## The exercise
Which lines hold the word "LDHs"? Show each of them.

==== Excerpted records

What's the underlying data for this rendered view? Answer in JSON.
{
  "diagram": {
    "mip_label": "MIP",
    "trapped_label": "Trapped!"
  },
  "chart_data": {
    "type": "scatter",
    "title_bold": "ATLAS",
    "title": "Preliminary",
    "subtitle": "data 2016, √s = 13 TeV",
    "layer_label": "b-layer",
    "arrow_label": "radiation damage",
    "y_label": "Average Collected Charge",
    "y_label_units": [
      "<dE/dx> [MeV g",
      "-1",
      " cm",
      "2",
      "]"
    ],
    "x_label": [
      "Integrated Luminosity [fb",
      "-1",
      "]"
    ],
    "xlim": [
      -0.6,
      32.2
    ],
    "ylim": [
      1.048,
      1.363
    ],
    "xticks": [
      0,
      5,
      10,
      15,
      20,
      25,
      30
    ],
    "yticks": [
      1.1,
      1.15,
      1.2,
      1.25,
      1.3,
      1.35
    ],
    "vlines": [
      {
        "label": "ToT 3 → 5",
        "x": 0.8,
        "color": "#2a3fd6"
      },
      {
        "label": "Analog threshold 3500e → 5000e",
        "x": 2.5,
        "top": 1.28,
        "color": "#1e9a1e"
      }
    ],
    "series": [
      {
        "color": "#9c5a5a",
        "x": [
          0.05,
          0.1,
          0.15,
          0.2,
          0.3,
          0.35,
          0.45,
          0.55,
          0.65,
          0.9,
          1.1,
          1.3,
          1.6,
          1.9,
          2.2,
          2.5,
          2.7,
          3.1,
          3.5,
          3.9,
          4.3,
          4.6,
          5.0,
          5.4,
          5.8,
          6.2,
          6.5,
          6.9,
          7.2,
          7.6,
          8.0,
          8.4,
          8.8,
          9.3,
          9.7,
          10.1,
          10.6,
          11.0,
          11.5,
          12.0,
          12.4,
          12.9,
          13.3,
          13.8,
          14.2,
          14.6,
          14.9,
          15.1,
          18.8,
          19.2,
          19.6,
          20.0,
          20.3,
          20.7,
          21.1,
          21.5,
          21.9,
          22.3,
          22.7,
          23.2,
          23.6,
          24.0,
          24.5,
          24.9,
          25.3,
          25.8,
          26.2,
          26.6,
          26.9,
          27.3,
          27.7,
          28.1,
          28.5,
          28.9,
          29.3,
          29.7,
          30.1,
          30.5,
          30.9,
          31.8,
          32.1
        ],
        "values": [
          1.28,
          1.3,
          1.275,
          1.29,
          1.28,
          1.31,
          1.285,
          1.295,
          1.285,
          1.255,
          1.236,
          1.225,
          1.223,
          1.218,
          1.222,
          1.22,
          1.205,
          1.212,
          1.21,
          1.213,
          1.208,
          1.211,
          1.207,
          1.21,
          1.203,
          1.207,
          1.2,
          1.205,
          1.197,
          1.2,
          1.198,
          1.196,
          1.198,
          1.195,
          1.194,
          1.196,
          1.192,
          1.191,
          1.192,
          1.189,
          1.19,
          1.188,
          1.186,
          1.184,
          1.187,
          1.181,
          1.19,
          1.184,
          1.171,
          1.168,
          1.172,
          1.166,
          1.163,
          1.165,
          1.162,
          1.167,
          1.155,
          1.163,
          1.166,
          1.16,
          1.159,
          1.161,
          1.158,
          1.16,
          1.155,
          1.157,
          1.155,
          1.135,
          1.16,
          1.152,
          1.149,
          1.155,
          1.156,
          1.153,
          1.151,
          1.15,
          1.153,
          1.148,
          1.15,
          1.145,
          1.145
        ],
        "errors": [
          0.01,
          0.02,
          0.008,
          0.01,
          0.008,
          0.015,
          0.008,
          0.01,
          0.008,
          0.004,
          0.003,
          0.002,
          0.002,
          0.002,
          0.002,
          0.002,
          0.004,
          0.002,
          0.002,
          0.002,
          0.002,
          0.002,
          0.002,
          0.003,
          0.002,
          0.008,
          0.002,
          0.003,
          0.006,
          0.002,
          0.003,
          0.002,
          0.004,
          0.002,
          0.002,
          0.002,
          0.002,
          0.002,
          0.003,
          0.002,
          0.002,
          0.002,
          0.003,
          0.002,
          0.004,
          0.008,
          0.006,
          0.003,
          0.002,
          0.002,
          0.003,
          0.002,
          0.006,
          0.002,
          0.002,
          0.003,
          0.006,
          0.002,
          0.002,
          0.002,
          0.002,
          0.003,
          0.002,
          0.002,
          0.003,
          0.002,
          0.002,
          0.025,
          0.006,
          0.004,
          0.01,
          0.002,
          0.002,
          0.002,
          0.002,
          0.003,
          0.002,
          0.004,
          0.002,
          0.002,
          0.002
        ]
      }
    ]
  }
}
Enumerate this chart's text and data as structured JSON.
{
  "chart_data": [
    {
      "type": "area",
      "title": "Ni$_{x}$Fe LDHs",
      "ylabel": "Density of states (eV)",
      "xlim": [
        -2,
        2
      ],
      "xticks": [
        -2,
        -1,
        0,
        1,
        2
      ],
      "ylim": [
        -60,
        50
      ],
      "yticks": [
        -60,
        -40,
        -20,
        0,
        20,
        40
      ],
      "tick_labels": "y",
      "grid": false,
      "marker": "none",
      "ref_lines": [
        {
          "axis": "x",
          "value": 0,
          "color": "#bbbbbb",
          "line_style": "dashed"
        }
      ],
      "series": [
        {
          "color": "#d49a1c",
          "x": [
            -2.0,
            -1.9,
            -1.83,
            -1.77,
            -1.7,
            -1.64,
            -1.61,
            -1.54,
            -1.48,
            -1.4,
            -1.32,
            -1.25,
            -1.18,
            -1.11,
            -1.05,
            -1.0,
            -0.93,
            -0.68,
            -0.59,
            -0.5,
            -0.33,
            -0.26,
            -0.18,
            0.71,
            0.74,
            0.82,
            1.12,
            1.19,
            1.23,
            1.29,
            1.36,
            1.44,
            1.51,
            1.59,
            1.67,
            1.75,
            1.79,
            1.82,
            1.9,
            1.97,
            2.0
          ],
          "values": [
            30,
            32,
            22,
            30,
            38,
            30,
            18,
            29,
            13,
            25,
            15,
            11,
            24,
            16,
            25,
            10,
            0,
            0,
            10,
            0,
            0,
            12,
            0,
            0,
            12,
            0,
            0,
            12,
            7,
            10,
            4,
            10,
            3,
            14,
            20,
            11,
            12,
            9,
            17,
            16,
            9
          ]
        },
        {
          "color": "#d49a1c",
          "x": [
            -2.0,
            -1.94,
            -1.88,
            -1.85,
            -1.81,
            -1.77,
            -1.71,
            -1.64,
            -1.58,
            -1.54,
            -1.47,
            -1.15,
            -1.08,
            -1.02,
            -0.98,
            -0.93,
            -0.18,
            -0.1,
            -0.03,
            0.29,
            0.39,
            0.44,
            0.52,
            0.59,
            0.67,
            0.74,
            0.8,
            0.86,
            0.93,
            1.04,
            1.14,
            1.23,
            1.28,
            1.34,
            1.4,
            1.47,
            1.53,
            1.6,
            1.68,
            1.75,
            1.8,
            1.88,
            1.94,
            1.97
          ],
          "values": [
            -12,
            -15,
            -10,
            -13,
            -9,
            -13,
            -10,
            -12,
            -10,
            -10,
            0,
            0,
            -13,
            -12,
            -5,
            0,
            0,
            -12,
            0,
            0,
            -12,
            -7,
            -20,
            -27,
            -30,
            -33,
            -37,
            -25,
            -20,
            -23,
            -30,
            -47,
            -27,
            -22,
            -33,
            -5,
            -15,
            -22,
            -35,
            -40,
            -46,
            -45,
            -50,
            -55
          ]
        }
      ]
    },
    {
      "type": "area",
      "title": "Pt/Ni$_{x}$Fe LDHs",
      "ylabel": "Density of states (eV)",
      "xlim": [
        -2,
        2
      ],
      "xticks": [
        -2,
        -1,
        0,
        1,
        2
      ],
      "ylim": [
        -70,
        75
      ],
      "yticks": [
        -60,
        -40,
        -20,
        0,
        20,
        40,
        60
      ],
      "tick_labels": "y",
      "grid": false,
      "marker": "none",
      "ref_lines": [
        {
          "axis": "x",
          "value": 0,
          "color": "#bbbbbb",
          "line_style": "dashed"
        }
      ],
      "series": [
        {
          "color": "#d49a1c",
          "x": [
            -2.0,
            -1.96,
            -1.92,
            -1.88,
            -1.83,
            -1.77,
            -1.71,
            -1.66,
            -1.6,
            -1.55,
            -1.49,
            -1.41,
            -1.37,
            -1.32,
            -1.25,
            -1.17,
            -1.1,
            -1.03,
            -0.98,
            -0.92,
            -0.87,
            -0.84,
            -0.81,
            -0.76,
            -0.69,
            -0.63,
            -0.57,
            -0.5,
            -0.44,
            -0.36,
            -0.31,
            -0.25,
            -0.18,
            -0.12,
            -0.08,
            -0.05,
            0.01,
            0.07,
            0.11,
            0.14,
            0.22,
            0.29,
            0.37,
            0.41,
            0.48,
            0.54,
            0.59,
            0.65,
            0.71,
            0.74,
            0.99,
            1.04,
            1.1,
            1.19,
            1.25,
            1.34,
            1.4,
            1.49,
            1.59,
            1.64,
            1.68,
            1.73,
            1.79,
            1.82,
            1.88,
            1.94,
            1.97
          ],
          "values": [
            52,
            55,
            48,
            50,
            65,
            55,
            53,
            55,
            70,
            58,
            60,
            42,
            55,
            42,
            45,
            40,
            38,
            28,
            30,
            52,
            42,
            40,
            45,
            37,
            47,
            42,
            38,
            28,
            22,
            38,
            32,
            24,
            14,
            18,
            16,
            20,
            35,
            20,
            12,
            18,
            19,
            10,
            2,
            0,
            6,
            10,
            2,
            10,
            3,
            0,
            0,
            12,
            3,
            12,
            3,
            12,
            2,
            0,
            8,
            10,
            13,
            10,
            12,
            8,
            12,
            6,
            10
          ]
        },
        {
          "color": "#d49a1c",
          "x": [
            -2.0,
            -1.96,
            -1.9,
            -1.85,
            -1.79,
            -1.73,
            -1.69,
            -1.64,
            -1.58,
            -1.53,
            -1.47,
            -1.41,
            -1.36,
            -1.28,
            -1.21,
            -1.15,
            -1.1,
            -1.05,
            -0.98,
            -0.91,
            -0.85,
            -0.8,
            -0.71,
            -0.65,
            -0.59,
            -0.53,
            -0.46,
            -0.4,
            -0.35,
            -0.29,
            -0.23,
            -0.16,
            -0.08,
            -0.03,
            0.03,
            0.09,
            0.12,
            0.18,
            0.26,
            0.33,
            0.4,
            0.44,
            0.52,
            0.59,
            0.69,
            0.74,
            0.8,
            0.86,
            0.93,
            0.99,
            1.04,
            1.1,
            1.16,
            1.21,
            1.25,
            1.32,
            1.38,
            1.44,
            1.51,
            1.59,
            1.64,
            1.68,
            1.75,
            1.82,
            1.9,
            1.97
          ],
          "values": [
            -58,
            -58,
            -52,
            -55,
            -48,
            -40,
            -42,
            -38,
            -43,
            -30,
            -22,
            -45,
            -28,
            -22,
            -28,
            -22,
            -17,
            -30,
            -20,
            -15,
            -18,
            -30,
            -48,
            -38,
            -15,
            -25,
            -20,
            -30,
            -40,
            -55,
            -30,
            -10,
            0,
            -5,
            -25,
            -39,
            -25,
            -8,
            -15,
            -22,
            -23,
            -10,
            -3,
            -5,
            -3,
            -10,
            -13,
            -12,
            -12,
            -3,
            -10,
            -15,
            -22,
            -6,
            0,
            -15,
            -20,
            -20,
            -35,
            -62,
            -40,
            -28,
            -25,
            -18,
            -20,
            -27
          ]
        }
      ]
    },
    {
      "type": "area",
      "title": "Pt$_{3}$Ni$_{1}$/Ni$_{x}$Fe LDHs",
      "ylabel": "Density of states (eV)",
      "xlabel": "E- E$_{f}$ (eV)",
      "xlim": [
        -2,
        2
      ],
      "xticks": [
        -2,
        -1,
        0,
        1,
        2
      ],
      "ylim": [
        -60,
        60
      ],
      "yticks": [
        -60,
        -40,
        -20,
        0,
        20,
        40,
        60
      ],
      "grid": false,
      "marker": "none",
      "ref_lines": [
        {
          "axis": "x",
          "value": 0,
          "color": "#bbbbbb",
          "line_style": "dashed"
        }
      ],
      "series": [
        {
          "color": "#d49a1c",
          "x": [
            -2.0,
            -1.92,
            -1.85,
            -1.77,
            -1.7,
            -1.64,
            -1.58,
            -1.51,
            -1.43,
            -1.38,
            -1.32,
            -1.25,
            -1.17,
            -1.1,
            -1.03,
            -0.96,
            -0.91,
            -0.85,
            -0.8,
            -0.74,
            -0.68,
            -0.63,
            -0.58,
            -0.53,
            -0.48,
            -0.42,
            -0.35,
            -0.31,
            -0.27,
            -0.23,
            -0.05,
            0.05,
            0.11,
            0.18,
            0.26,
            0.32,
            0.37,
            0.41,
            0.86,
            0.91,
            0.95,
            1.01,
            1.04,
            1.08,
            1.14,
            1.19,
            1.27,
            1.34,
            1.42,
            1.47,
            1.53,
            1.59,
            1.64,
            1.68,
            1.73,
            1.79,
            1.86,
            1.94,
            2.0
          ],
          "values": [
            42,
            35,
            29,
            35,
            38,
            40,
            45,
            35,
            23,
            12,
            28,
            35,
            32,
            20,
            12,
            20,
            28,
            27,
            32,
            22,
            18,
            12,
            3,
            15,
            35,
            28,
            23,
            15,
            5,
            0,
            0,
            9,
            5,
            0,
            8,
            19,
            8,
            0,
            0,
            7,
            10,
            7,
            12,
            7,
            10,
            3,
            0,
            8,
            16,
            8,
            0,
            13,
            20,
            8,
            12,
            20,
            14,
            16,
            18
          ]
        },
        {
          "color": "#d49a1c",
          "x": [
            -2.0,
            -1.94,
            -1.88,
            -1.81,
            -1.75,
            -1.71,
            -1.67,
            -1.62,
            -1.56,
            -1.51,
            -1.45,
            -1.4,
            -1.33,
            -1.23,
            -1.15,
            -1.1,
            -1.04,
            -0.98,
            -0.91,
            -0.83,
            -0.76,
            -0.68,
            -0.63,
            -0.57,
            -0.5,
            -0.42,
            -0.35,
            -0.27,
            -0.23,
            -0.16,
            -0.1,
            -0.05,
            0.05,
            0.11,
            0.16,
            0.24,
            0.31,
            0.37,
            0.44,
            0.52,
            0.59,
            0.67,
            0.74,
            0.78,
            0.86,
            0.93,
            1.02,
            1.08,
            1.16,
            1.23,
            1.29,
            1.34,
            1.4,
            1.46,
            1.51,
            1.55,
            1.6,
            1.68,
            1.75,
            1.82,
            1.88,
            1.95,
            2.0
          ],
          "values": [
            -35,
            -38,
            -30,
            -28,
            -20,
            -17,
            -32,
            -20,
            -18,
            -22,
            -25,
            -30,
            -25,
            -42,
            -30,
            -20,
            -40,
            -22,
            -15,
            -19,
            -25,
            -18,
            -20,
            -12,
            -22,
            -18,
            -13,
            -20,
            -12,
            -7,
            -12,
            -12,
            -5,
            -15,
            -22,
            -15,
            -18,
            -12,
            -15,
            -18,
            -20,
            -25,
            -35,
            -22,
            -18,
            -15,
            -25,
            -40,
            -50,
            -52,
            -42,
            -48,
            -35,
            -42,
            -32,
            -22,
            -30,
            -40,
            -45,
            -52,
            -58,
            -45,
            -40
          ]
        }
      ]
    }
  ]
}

========

## Result
      "title": "Ni$_{x}$Fe LDHs",
      "title": "Pt/Ni$_{x}$Fe LDHs",
      "title": "Pt$_{3}$Ni$_{1}$/Ni$_{x}$Fe LDHs",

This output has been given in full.